■ STATED PROBLEM:
Reproduce each line exactly.

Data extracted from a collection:
>>

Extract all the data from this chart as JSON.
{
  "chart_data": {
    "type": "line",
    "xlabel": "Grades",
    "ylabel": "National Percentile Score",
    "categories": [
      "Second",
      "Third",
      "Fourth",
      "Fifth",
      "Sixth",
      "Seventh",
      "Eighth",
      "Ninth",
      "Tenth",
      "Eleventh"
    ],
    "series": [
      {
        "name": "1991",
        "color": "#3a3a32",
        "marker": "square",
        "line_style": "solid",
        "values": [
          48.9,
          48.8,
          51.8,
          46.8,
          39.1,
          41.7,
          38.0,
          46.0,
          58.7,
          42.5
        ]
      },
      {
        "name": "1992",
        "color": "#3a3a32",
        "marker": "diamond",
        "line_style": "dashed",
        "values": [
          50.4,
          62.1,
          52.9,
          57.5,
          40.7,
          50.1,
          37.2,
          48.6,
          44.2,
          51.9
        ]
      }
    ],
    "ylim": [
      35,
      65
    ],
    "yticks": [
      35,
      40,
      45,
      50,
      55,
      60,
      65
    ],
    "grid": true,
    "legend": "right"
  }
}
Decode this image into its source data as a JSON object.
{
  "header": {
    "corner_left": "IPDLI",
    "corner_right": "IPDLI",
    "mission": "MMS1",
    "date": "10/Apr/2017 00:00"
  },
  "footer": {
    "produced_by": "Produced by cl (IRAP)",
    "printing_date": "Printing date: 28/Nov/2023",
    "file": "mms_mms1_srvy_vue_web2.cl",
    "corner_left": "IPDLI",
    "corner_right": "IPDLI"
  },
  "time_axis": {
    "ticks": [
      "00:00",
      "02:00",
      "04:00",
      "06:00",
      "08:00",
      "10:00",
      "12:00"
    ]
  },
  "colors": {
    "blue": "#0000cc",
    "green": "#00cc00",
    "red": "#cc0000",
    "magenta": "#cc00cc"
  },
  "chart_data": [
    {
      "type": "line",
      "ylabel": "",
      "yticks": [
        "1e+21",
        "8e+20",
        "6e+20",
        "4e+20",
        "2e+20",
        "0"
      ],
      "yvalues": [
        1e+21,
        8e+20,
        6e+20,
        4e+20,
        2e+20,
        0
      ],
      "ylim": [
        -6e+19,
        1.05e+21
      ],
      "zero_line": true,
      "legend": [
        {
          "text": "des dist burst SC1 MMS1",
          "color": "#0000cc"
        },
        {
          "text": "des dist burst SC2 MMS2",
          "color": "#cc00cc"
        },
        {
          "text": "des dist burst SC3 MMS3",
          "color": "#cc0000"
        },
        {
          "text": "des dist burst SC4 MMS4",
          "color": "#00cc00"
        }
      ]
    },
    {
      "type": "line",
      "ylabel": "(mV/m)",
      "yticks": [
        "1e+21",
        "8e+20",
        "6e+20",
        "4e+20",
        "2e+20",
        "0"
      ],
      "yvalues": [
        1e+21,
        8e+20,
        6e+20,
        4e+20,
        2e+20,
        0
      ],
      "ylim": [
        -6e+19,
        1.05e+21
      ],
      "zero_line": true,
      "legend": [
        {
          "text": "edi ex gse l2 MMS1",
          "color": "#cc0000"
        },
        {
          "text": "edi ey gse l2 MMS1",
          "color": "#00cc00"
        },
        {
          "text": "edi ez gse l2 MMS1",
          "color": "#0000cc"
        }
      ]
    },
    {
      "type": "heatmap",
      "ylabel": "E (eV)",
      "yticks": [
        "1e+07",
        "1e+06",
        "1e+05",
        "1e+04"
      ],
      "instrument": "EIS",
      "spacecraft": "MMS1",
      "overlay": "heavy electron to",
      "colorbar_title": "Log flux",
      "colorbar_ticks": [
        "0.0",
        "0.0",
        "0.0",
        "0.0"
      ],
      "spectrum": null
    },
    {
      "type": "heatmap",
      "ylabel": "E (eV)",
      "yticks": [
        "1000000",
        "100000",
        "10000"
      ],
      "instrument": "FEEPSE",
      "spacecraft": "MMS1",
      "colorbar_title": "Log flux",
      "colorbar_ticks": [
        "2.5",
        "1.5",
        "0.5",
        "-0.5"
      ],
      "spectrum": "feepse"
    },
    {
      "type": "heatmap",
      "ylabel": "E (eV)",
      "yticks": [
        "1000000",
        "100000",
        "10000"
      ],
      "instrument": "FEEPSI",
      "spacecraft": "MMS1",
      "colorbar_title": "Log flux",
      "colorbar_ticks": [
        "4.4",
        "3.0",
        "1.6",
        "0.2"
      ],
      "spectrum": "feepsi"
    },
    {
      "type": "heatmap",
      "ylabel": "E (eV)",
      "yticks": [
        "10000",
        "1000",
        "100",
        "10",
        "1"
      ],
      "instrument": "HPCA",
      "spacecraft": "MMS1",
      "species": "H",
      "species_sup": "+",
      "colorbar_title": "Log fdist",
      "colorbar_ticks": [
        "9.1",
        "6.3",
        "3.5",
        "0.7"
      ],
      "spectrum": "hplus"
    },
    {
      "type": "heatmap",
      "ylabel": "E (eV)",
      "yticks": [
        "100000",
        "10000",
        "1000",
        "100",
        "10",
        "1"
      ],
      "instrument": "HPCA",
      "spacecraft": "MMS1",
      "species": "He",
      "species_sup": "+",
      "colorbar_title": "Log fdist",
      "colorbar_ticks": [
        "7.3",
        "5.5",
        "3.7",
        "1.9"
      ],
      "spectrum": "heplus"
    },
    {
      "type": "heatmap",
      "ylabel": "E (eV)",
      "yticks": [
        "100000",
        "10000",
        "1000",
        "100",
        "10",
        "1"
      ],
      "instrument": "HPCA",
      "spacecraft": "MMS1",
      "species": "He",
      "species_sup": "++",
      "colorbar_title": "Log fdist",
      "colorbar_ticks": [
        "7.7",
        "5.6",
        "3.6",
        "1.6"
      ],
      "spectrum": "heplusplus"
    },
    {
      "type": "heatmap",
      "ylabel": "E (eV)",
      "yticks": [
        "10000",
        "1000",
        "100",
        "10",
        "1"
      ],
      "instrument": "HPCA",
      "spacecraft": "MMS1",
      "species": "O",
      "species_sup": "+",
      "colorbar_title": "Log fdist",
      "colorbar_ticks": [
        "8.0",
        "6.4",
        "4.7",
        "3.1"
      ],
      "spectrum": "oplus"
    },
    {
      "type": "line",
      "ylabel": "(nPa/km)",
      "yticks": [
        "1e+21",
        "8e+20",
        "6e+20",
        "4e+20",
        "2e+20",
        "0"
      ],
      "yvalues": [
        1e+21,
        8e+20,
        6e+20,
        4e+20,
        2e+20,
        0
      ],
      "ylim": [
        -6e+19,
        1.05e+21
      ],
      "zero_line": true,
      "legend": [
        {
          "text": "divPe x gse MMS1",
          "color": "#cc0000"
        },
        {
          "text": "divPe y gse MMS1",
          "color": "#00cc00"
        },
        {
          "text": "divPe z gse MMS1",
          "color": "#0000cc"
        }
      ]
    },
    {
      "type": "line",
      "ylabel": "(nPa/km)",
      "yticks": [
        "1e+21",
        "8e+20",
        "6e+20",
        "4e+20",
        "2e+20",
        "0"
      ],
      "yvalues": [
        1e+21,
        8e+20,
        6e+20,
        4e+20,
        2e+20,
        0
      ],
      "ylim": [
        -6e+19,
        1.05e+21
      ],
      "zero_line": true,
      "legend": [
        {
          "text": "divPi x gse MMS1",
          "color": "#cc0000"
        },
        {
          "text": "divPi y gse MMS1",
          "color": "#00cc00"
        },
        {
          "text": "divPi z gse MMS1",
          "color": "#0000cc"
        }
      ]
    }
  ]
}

<<

■ RESULT:
Extract all the data from this chart as JSON.
{
  "chart_data": {
    "type": "line",
    "xlabel": "Grades",
    "ylabel": "National Percentile Score",
    "categories": [
      "Second",
      "Third",
      "Fourth",
      "Fifth",
      "Sixth",
      "Seventh",
      "Eighth",
      "Ninth",
      "Tenth",
      "Eleventh"
    ],
    "series": [
      {
        "name": "1991",
        "color": "#3a3a32",
        "marker": "square",
        "line_style": "solid",
        "values": [
          48.9,
          48.8,
          51.8,
          46.8,
          39.1,
          41.7,
          38.0,
          46.0,
          58.7,
          42.5
        ]
      },
      {
        "name": "1992",
        "color": "#3a3a32",
        "marker": "diamond",
        "line_style": "dashed",
        "values": [
          50.4,
          62.1,
          52.9,
          57.5,
          40.7,
          50.1,
          37.2,
          48.6,
          44.2,
          51.9
        ]
      }
    ],
    "ylim": [
      35,
      65
    ],
    "yticks": [
      35,
      40,
      45,
      50,
      55,
      60,
      65
    ],
    "grid": true,
    "legend": "right"
  }
}
Decode this image into its source data as a JSON object.
{
  "header": {
    "corner_left": "IPDLI",
    "corner_right": "IPDLI",
    "mission": "MMS1",
    "date": "10/Apr/2017 00:00"
  },
  "footer": {
    "produced_by": "Produced by cl (IRAP)",
    "printing_date": "Printing date: 28/Nov/2023",
    "file": "mms_mms1_srvy_vue_web2.cl",
    "corner_left": "IPDLI",
    "corner_right": "IPDLI"
  },
  "time_axis": {
    "ticks": [
      "00:00",
      "02:00",
      "04:00",
      "06:00",
      "08:00",
      "10:00",
      "12:00"
    ]
  },
  "colors": {
    "blue": "#0000cc",
    "green": "#00cc00",
    "red": "#cc0000",
    "magenta": "#cc00cc"
  },
  "chart_data": [
    {
      "type": "line",
      "ylabel": "",
      "yticks": [
        "1e+21",
        "8e+20",
        "6e+20",
        "4e+20",
        "2e+20",
        "0"
      ],
      "yvalues": [
        1e+21,
        8e+20,
        6e+20,
        4e+20,
        2e+20,
        0
      ],
      "ylim": [
        -6e+19,
        1.05e+21
      ],
      "zero_line": true,
      "legend": [
        {
          "text": "des dist burst SC1 MMS1",
          "color": "#0000cc"
        },
        {
          "text": "des dist burst SC2 MMS2",
          "color": "#cc00cc"
        },
        {
          "text": "des dist burst SC3 MMS3",
          "color": "#cc0000"
        },
        {
          "text": "des dist burst SC4 MMS4",
          "color": "#00cc00"
        }
      ]
    },
    {
      "type": "line",
      "ylabel": "(mV/m)",
      "yticks": [
        "1e+21",
        "8e+20",
        "6e+20",
        "4e+20",
        "2e+20",
        "0"
      ],
      "yvalues": [
        1e+21,
        8e+20,
        6e+20,
        4e+20,
        2e+20,
        0
      ],
      "ylim": [
        -6e+19,
        1.05e+21
      ],
      "zero_line": true,
      "legend": [
        {
          "text": "edi ex gse l2 MMS1",
          "color": "#cc0000"
        },
        {
          "text": "edi ey gse l2 MMS1",
          "color": "#00cc00"
        },
        {
          "text": "edi ez gse l2 MMS1",
          "color": "#0000cc"
        }
      ]
    },
    {
      "type": "heatmap",
      "ylabel": "E (eV)",
      "yticks": [
        "1e+07",
        "1e+06",
        "1e+05",
        "1e+04"
      ],
      "instrument": "EIS",
      "spacecraft": "MMS1",
      "overlay": "heavy electron to",
      "colorbar_title": "Log flux",
      "colorbar_ticks": [
        "0.0",
        "0.0",
        "0.0",
        "0.0"
      ],
      "spectrum": null
    },
    {
      "type": "heatmap",
      "ylabel": "E (eV)",
      "yticks": [
        "1000000",
        "100000",
        "10000"
      ],
      "instrument": "FEEPSE",
      "spacecraft": "MMS1",
      "colorbar_title": "Log flux",
      "colorbar_ticks": [
        "2.5",
        "1.5",
        "0.5",
        "-0.5"
      ],
      "spectrum": "feepse"
    },
    {
      "type": "heatmap",
      "ylabel": "E (eV)",
      "yticks": [
        "1000000",
        "100000",
        "10000"
      ],
      "instrument": "FEEPSI",
      "spacecraft": "MMS1",
      "colorbar_title": "Log flux",
      "colorbar_ticks": [
        "4.4",
        "3.0",
        "1.6",
        "0.2"
      ],
      "spectrum": "feepsi"
    },
    {
      "type": "heatmap",
      "ylabel": "E (eV)",
      "yticks": [
        "10000",
        "1000",
        "100",
        "10",
        "1"
      ],
      "instrument": "HPCA",
      "spacecraft": "MMS1",
      "species": "H",
      "species_sup": "+",
      "colorbar_title": "Log fdist",
      "colorbar_ticks": [
        "9.1",
        "6.3",
        "3.5",
        "0.7"
      ],
      "spectrum": "hplus"
    },
    {
      "type": "heatmap",
      "ylabel": "E (eV)",
      "yticks": [
        "100000",
        "10000",
        "1000",
        "100",
        "10",
        "1"
      ],
      "instrument": "HPCA",
      "spacecraft": "MMS1",
      "species": "He",
      "species_sup": "+",
      "colorbar_title": "Log fdist",
      "colorbar_ticks": [
        "7.3",
        "5.5",
        "3.7",
        "1.9"
      ],
      "spectrum": "heplus"
    },
    {
      "type": "heatmap",
      "ylabel": "E (eV)",
      "yticks": [
        "100000",
        "10000",
        "1000",
        "100",
        "10",
        "1"
      ],
      "instrument": "HPCA",
      "spacecraft": "MMS1",
      "species": "He",
      "species_sup": "++",
      "colorbar_title": "Log fdist",
      "colorbar_ticks": [
        "7.7",
        "5.6",
        "3.6",
        "1.6"
      ],
      "spectrum": "heplusplus"
    },
    {
      "type": "heatmap",
      "ylabel": "E (eV)",
      "yticks": [
        "10000",
        "1000",
        "100",
        "10",
        "1"
      ],
      "instrument": "HPCA",
      "spacecraft": "MMS1",
      "species": "O",
      "species_sup": "+",
      "colorbar_title": "Log fdist",
      "colorbar_ticks": [
        "8.0",
        "6.4",
        "4.7",
        "3.1"
      ],
      "spectrum": "oplus"
    },
    {
      "type": "line",
      "ylabel": "(nPa/km)",
      "yticks": [
        "1e+21",
        "8e+20",
        "6e+20",
        "4e+20",
        "2e+20",
        "0"
      ],
      "yvalues": [
        1e+21,
        8e+20,
        6e+20,
        4e+20,
        2e+20,
        0
      ],
      "ylim": [
        -6e+19,
        1.05e+21
      ],
      "zero_line": true,
      "legend": [
        {
          "text": "divPe x gse MMS1",
          "color": "#cc0000"
        },
        {
          "text": "divPe y gse MMS1",
          "color": "#00cc00"
        },
        {
          "text": "divPe z gse MMS1",
          "color": "#0000cc"
        }
      ]
    },
    {
      "type": "line",
      "ylabel": "(nPa/km)",
      "yticks": [
        "1e+21",
        "8e+20",
        "6e+20",
        "4e+20",
        "2e+20",
        "0"
      ],
      "yvalues": [
        1e+21,
        8e+20,
        6e+20,
        4e+20,
        2e+20,
        0
      ],
      "ylim": [
        -6e+19,
        1.05e+21
      ],
      "zero_line": true,
      "legend": [
        {
          "text": "divPi x gse MMS1",
          "color": "#cc0000"
        },
        {
          "text": "divPi y gse MMS1",
          "color": "#00cc00"
        },
        {
          "text": "divPi z gse MMS1",
          "color": "#0000cc"
        }
      ]
    }
  ]
}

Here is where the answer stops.